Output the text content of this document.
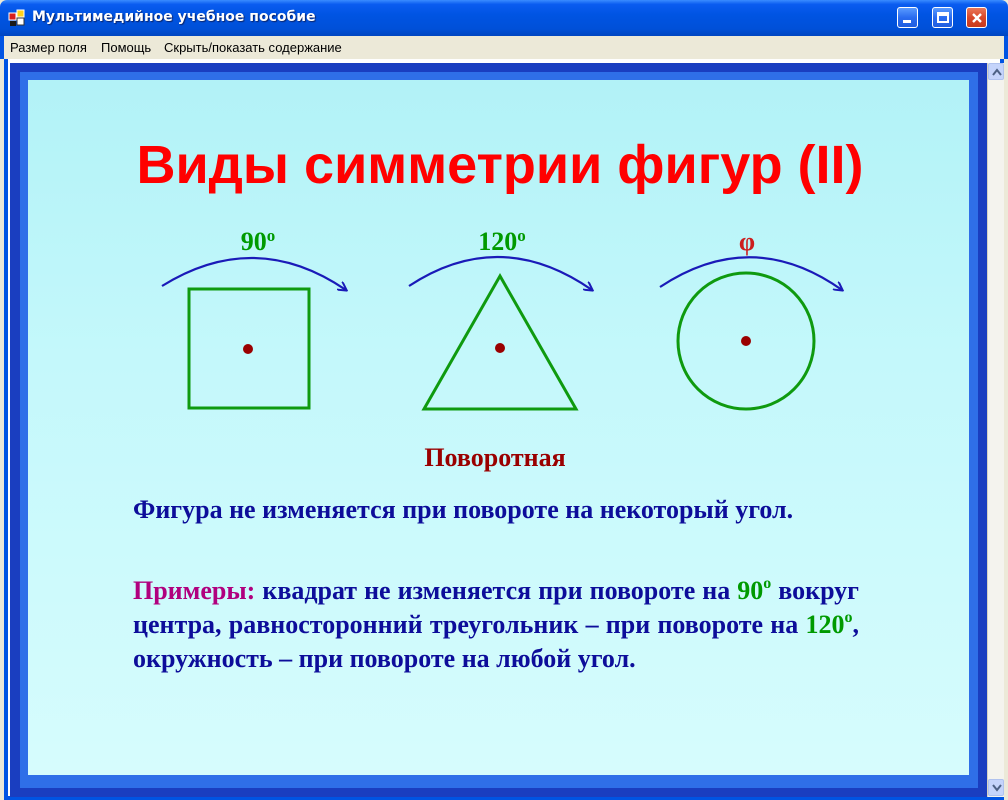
Мультимедийное учебное пособие
Размер поля Помощь Скрыть/показать содержание
Виды симметрии фигур (II)
90$^o$	120$^o$	φ
Поворотная
Фигура не изменяется при повороте на некоторый угол.
Примеры: квадрат не изменяется при повороте на 90$^o$ вокруг центра, равносторонний треугольник – при повороте на 120$^o$, окружность – при повороте на любой угол.
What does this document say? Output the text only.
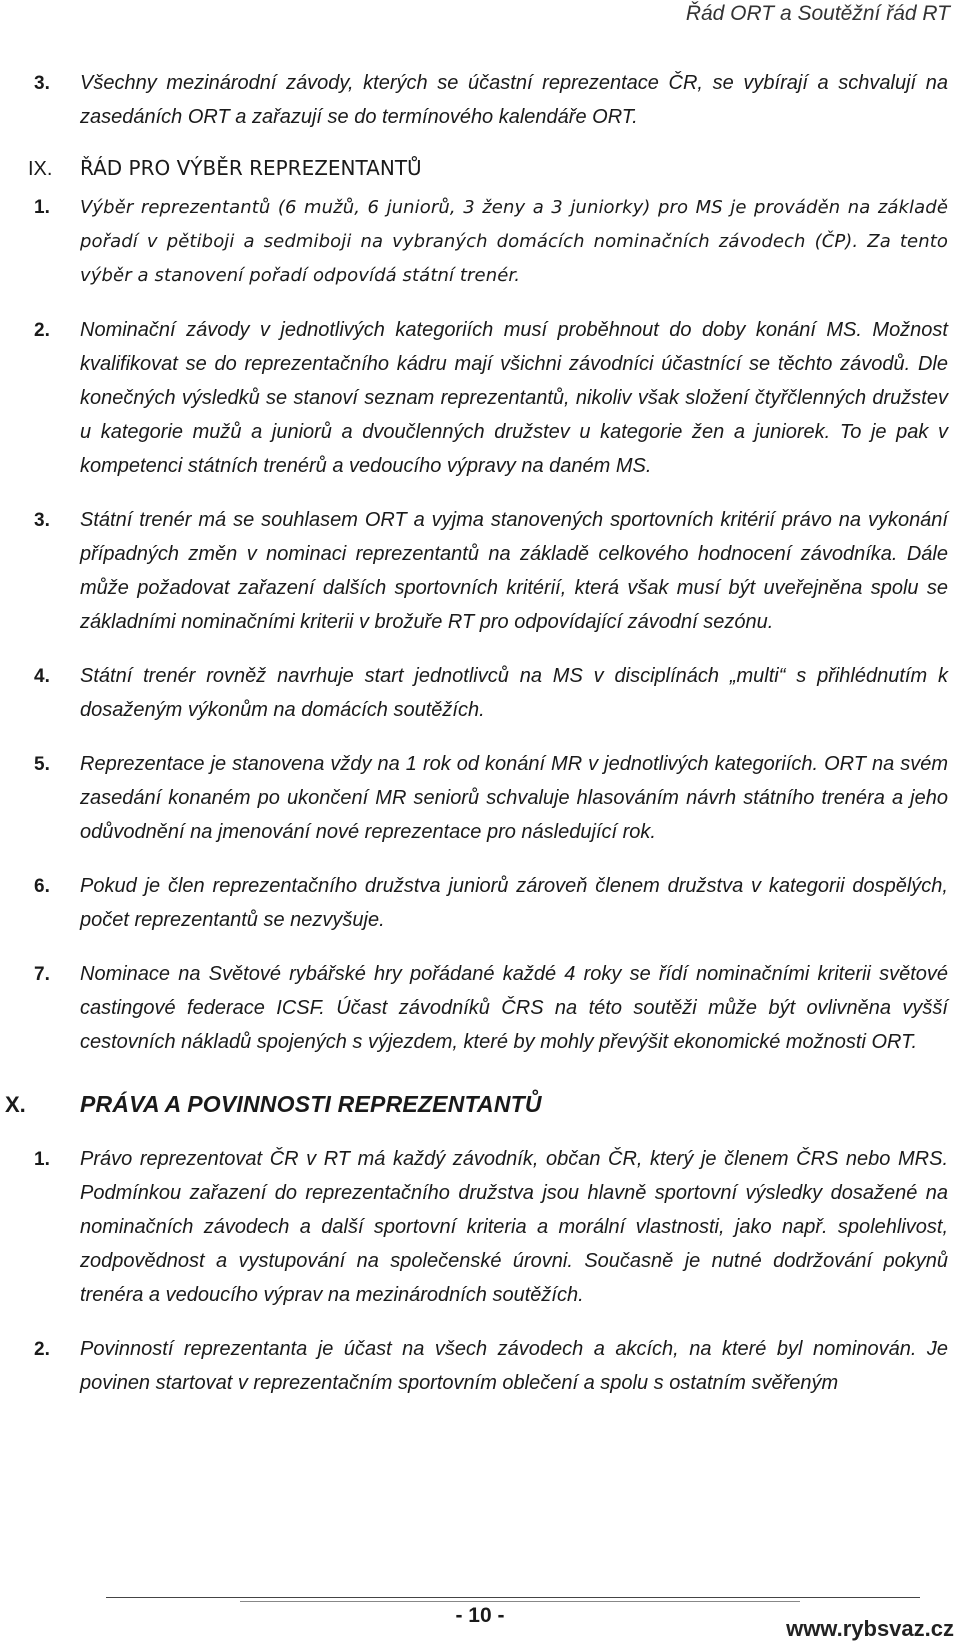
Řád ORT a Soutěžní řád RT
3.	Všechny mezinárodní závody, kterých se účastní reprezentace ČR, se vybírají a schvalují na zasedáních ORT a zařazují se do termínového kalendáře ORT.

IX.	ŘÁD PRO VÝBĚR REPREZENTANTŮ
1.	Výběr reprezentantů (6 mužů, 6 juniorů, 3 ženy a 3 juniorky) pro MS je prováděn na základě pořadí v pětiboji a sedmiboji na vybraných domácích nominačních závodech (ČP). Za tento výběr a stanovení pořadí odpovídá státní trenér.

2.	Nominační závody v jednotlivých kategoriích musí proběhnout do doby konání MS. Možnost kvalifikovat se do reprezentačního kádru mají všichni závodníci účastnící se těchto závodů. Dle konečných výsledků se stanoví seznam reprezentantů, nikoliv však složení čtyřčlenných družstev u kategorie mužů a juniorů a dvoučlenných družstev u kategorie žen a juniorek. To je pak v kompetenci státních trenérů a vedoucího výpravy na daném MS.

3.	Státní trenér má se souhlasem ORT a vyjma stanovených sportovních kritérií právo na vykonání případných změn v nominaci reprezentantů na základě celkového hodnocení závodníka. Dále může požadovat zařazení dalších sportovních kritérií, která však musí být uveřejněna spolu se základními nominačními kriterii v brožuře RT pro odpovídající závodní sezónu.

4.	Státní trenér rovněž navrhuje start jednotlivců na MS v disciplínách „multi“ s přihlédnutím k dosaženým výkonům na domácích soutěžích.

5.	Reprezentace je stanovena vždy na 1 rok od konání MR v jednotlivých kategoriích. ORT na svém zasedání konaném po ukončení MR seniorů schvaluje hlasováním návrh státního trenéra a jeho odůvodnění na jmenování nové reprezentace pro následující rok.

6.	Pokud je člen reprezentačního družstva juniorů zároveň členem družstva v kategorii dospělých, počet reprezentantů se nezvyšuje.

7.	Nominace na Světové rybářské hry pořádané každé 4 roky se řídí nominačními kriterii světové castingové federace ICSF. Účast závodníků ČRS na této soutěži může být ovlivněna vyšší cestovních nákladů spojených s výjezdem, které by mohly převýšit ekonomické možnosti ORT.

X.	PRÁVA A POVINNOSTI REPREZENTANTŮ
1.	Právo reprezentovat ČR v RT má každý závodník, občan ČR, který je členem ČRS nebo MRS. Podmínkou zařazení do reprezentačního družstva jsou hlavně sportovní výsledky dosažené na nominačních závodech a další sportovní kriteria a morální vlastnosti, jako např. spolehlivost, zodpovědnost a vystupování na společenské úrovni. Současně je nutné dodržování pokynů trenéra a vedoucího výprav na mezinárodních soutěžích.

2.	Povinností reprezentanta je účast na všech závodech a akcích, na které byl nominován. Je povinen startovat v reprezentačním sportovním oblečení a spolu s ostatním svěřeným

- 10 -
www.rybsvaz.cz
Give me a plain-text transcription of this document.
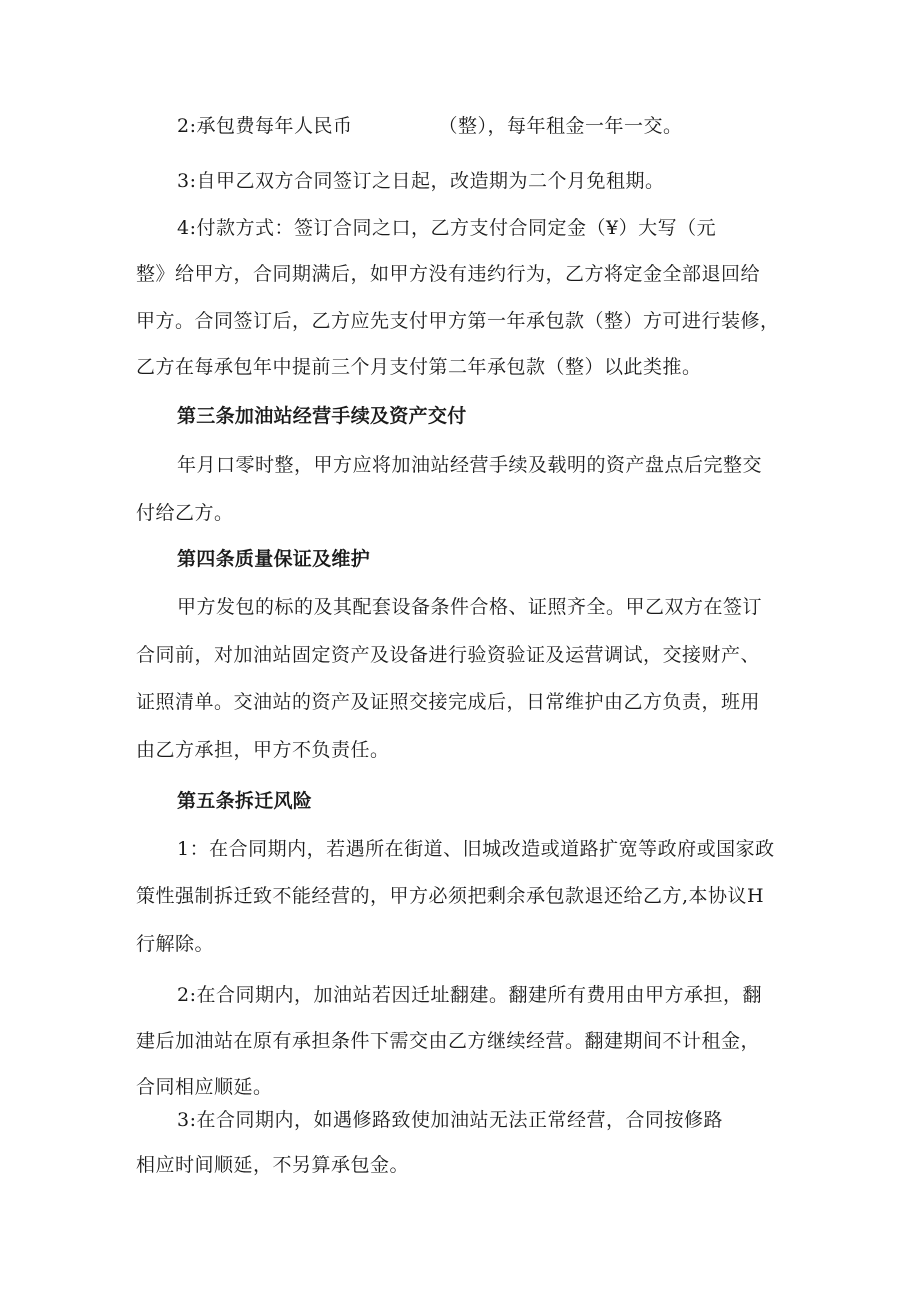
2:承包费每年人民币	（整），每年租金一年一交。
3:自甲乙双方合同签订之日起，改造期为二个月免租期。
4:付款方式：签订合同之口，乙方支付合同定金（¥）大写（元
整》给甲方，合同期满后，如甲方没有违约行为，乙方将定金全部退回给
甲方。合同签订后，乙方应先支付甲方第一年承包款（整）方可进行装修，
乙方在每承包年中提前三个月支付第二年承包款（整）以此类推。
第三条加油站经营手续及资产交付
年月口零时整，甲方应将加油站经营手续及载明的资产盘点后完整交
付给乙方。
第四条质量保证及维护
甲方发包的标的及其配套设备条件合格、证照齐全。甲乙双方在签订
合同前，对加油站固定资产及设备进行验资验证及运营调试，交接财产、
证照清单。交油站的资产及证照交接完成后，日常维护由乙方负责，班用
由乙方承担，甲方不负责任。
第五条拆迁风险
1：在合同期内，若遇所在街道、旧城改造或道路扩宽等政府或国家政
策性强制拆迁致不能经营的，甲方必须把剩余承包款退还给乙方,本协议H
行解除。
2:在合同期内，加油站若因迁址翻建。翻建所有费用由甲方承担，翻
建后加油站在原有承担条件下需交由乙方继续经营。翻建期间不计租金，
合同相应顺延。
3:在合同期内，如遇修路致使加油站无法正常经营，合同按修路
相应时间顺延，不另算承包金。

Challenge: Using the records above, pull out each line where the word "this" occurs.

Task output:
Output the text content of this document.
What does this document say? Output the text only.
Give me a plain-text transcription of this document.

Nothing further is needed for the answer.